Your instructions » Answer with nothing except the number of lines that contain the word "ylabel".

========================================

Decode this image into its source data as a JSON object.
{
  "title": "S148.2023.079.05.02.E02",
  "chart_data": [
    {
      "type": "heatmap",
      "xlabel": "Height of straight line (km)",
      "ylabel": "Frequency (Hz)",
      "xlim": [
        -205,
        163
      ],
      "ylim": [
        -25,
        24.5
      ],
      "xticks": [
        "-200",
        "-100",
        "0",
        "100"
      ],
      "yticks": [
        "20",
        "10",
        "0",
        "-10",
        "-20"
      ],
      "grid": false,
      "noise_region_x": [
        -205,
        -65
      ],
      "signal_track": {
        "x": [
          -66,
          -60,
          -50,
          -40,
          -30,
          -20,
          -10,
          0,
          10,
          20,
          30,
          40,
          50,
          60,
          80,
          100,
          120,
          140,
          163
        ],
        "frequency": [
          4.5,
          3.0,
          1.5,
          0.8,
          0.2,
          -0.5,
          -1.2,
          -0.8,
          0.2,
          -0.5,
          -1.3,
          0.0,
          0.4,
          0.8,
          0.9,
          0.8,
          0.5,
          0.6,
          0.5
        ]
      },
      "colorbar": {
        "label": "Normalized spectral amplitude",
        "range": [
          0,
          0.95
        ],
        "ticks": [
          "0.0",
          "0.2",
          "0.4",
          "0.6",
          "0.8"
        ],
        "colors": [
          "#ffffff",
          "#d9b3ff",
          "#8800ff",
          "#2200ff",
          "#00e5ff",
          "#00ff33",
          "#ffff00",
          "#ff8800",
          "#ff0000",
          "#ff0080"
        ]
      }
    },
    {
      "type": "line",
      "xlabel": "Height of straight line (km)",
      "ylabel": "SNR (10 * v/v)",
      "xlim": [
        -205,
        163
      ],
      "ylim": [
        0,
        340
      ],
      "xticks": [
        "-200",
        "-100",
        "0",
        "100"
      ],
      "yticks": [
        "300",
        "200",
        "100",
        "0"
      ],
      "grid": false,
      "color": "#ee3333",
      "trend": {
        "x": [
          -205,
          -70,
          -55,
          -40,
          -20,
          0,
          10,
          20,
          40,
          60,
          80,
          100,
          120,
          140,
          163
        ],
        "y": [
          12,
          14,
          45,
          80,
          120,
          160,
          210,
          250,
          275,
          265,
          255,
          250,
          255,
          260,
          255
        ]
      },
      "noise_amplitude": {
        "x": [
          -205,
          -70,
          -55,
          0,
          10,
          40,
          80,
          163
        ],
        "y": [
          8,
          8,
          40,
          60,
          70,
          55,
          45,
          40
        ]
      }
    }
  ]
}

========================================

Final result » 2